[Data items]
※ ※ ※
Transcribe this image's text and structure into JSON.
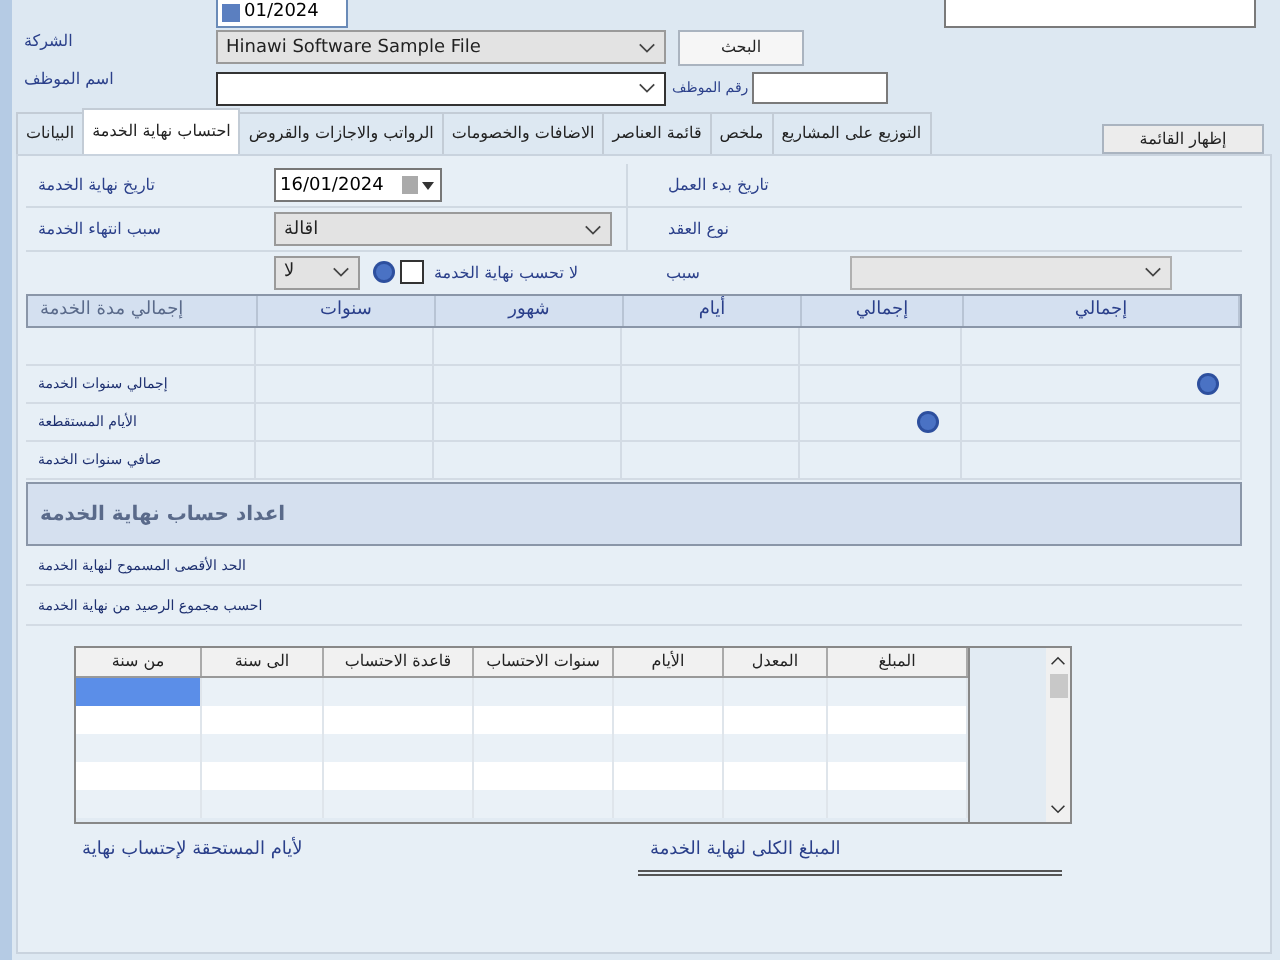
{
  "header": {
    "date_field": {
      "value": "01/2024"
    },
    "company": {
      "label": "الشركة",
      "value": "Hinawi Software Sample File"
    },
    "search_button": "البحث",
    "employee_name": {
      "label": "اسم الموظف"
    },
    "employee_number": {
      "label": "رقم الموظف"
    }
  },
  "tabs": [
    {
      "label": "التوزيع على المشاريع",
      "selected": false
    },
    {
      "label": "ملخص",
      "selected": false
    },
    {
      "label": "قائمة العناصر",
      "selected": false
    },
    {
      "label": "الاضافات والخصومات",
      "selected": false
    },
    {
      "label": "الرواتب والاجازات والقروض",
      "selected": false
    },
    {
      "label": "احتساب نهاية الخدمة",
      "selected": true
    },
    {
      "label": "البيانات",
      "selected": false
    }
  ],
  "show_list_button": "إظهار القائمة",
  "form": {
    "end_date": {
      "label": "تاريخ نهاية الخدمة",
      "value": "16/01/2024"
    },
    "start_date": {
      "label": "تاريخ بدء العمل"
    },
    "reason": {
      "label": "سبب انتهاء الخدمة",
      "value": "اقالة"
    },
    "contract_type": {
      "label": "نوع العقد"
    },
    "exclude": {
      "value": "لا",
      "checked": false,
      "label": "لا تحسب نهاية الخدمة"
    },
    "cause": {
      "label": "سبب",
      "disabled": true
    }
  },
  "summary_table": {
    "columns": [
      "إجمالي",
      "إجمالي",
      "أيام",
      "شهور",
      "سنوات",
      "إجمالي مدة الخدمة"
    ],
    "rows": [
      {
        "help_icons": [
          false,
          false,
          false,
          false,
          false
        ]
      },
      {
        "label": "إجمالي سنوات الخدمة",
        "help_icons": [
          true,
          false,
          false,
          false,
          false
        ]
      },
      {
        "label": "الأيام المستقطعة",
        "help_icons": [
          false,
          true,
          false,
          false,
          false
        ]
      },
      {
        "label": "صافي سنوات الخدمة",
        "help_icons": [
          false,
          false,
          false,
          false,
          false
        ]
      }
    ]
  },
  "settings": {
    "title": "اعداد حساب نهاية الخدمة",
    "items": [
      "الحد الأقصى المسموح لنهاية الخدمة",
      "احسب مجموع الرصيد من نهاية الخدمة"
    ]
  },
  "grid": {
    "columns": [
      "المبلغ",
      "المعدل",
      "الأيام",
      "سنوات الاحتساب",
      "قاعدة الاحتساب",
      "الى سنة",
      "من سنة"
    ],
    "rows": [
      {
        "selected": true
      },
      {
        "selected": false
      },
      {
        "selected": false
      },
      {
        "selected": false
      },
      {
        "selected": false
      }
    ]
  },
  "totals": {
    "days_label": "لأيام المستحقة لإحتساب نهاية",
    "amount_label": "المبلغ الكلى لنهاية الخدمة"
  }
}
※ ※ ※
Output the full set of records above without changing a word, and drop the images.

* _COMPLETED TASK_
Transcribe this image's text and structure into JSON.
{
  "header": {
    "date_field": {
      "value": "01/2024"
    },
    "company": {
      "label": "الشركة",
      "value": "Hinawi Software Sample File"
    },
    "search_button": "البحث",
    "employee_name": {
      "label": "اسم الموظف"
    },
    "employee_number": {
      "label": "رقم الموظف"
    }
  },
  "tabs": [
    {
      "label": "التوزيع على المشاريع",
      "selected": false
    },
    {
      "label": "ملخص",
      "selected": false
    },
    {
      "label": "قائمة العناصر",
      "selected": false
    },
    {
      "label": "الاضافات والخصومات",
      "selected": false
    },
    {
      "label": "الرواتب والاجازات والقروض",
      "selected": false
    },
    {
      "label": "احتساب نهاية الخدمة",
      "selected": true
    },
    {
      "label": "البيانات",
      "selected": false
    }
  ],
  "show_list_button": "إظهار القائمة",
  "form": {
    "end_date": {
      "label": "تاريخ نهاية الخدمة",
      "value": "16/01/2024"
    },
    "start_date": {
      "label": "تاريخ بدء العمل"
    },
    "reason": {
      "label": "سبب انتهاء الخدمة",
      "value": "اقالة"
    },
    "contract_type": {
      "label": "نوع العقد"
    },
    "exclude": {
      "value": "لا",
      "checked": false,
      "label": "لا تحسب نهاية الخدمة"
    },
    "cause": {
      "label": "سبب",
      "disabled": true
    }
  },
  "summary_table": {
    "columns": [
      "إجمالي",
      "إجمالي",
      "أيام",
      "شهور",
      "سنوات",
      "إجمالي مدة الخدمة"
    ],
    "rows": [
      {
        "help_icons": [
          false,
          false,
          false,
          false,
          false
        ]
      },
      {
        "label": "إجمالي سنوات الخدمة",
        "help_icons": [
          true,
          false,
          false,
          false,
          false
        ]
      },
      {
        "label": "الأيام المستقطعة",
        "help_icons": [
          false,
          true,
          false,
          false,
          false
        ]
      },
      {
        "label": "صافي سنوات الخدمة",
        "help_icons": [
          false,
          false,
          false,
          false,
          false
        ]
      }
    ]
  },
  "settings": {
    "title": "اعداد حساب نهاية الخدمة",
    "items": [
      "الحد الأقصى المسموح لنهاية الخدمة",
      "احسب مجموع الرصيد من نهاية الخدمة"
    ]
  },
  "grid": {
    "columns": [
      "المبلغ",
      "المعدل",
      "الأيام",
      "سنوات الاحتساب",
      "قاعدة الاحتساب",
      "الى سنة",
      "من سنة"
    ],
    "rows": [
      {
        "selected": true
      },
      {
        "selected": false
      },
      {
        "selected": false
      },
      {
        "selected": false
      },
      {
        "selected": false
      }
    ]
  },
  "totals": {
    "days_label": "لأيام المستحقة لإحتساب نهاية",
    "amount_label": "المبلغ الكلى لنهاية الخدمة"
  }
}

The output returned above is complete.